== Estratto del documento

Se un ingenuo chiedesse lumi sull’intricata e tragica vicenda israelo-palestinese, qualcuno gli direbbe che dopo la Seconda Guerra Mondiale ci fu nel 1947 una risoluzione ONU per la creazione dello stato di Israele nei territori della Palestina, ma che gli ‘arabi circostanti’ disgraziatamente non hanno mai accettato. La questione, va detto, inizialmente era prevalentemente territoriale-nazionale e solo con il passare del tempo il conflitto nazionalistico (tra israeliani e palestinesi) è diventato anche un confitto etnico-religioso (tra ebrei e musulmani). Secondo dati UN e UNRWA, nel 1945 nella British Palestine il 60% della popolazione era musulmana, il 31% ebrea, 8% cristiana. A un certo punto, si comincia a pensare a costruire due Stati, uno per gli ebrei (Israele) e uno per i musulmani (Palestina).
Si dice un altro Stato che si potrebbe fare (oltre che nella Striscia di Gaza) in Cis-Giordania. A che ciò fosse fattibile, dovremmo immaginare un Primo Ministro israeliano dello stampo di Menahem Begin che ordini la rimozione forzata di tutti gli insediamenti israeliani dalla Cis-Giordania, come infatti questi fece all’indomani degli accordi di Camp David (1979) con i primi insediamenti di coloni ebrei nel Sinai occupato. Se questo fosse possibile, affiancare allo Stato ebraico lo Stato palestinese significherebbe avere – come già oggi in realtà – due comunità etnico-confessionali integrali che si fronteggiano. Ma non si può escludere che i due popoli si farebbero ancora più guerra, ora una guerra tra Stati.
Prima ancora di provare a vaticinare una soluzione, bisogna fare i conti con le spiegazioni storiciste che entrambe le parti avanzano per giustificare i loro ‘diritti’. Chi c’era prima in Palestina, gli ebrei o i musulmani? Perché, se una delle comunità – o, va detto, una qualche sua ‘antecedente’ – era là prima, in base all’argomento storicista avrebbe una ragione a restarci e dunque un ‘diritto’ su quella terra. Se non ché, ogni spiegazione che ricorra a una catena causale temporale, secondo il presupposto che ciò che viene prima spiega o giustifica ciò che viene dopo, si trova al cospetto del problema della selezione dei ‘fatti’ che si mettono in sequenza. Quali fatti? E perché proprio quei fatti e non altri?

====

Obiettivo dell'esercizio:
In base al testo sulla vicenda israelo-palestinese, rispondi alle domande seguenti.
(a) Secondo i dati UN e UNRWA, quale percentuale della popolazione della British Palestine era musulmana nel 1945?
(b) Dopo quali accordi Menahem Begin ordinò la rimozione degli insediamenti di coloni ebrei nel Sinai occupato?
(c) Con quale problema si trova a fare i conti ogni spiegazione che ricorre a una catena causale temporale?

== Materiale raccolto

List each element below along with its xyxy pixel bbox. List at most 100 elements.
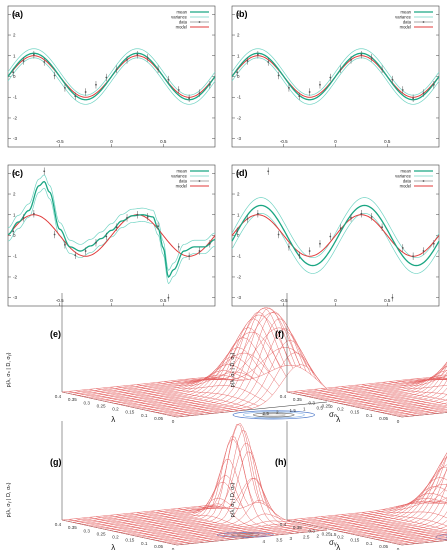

====

Risultato atteso:
(a) Nel 1945 la popolazione musulmana era il 60%.
(b) Lo fece all'indomani degli accordi di Camp David del 1979.
(c) Si trova di fronte al problema della selezione dei "fatti" che si mettono in sequenza.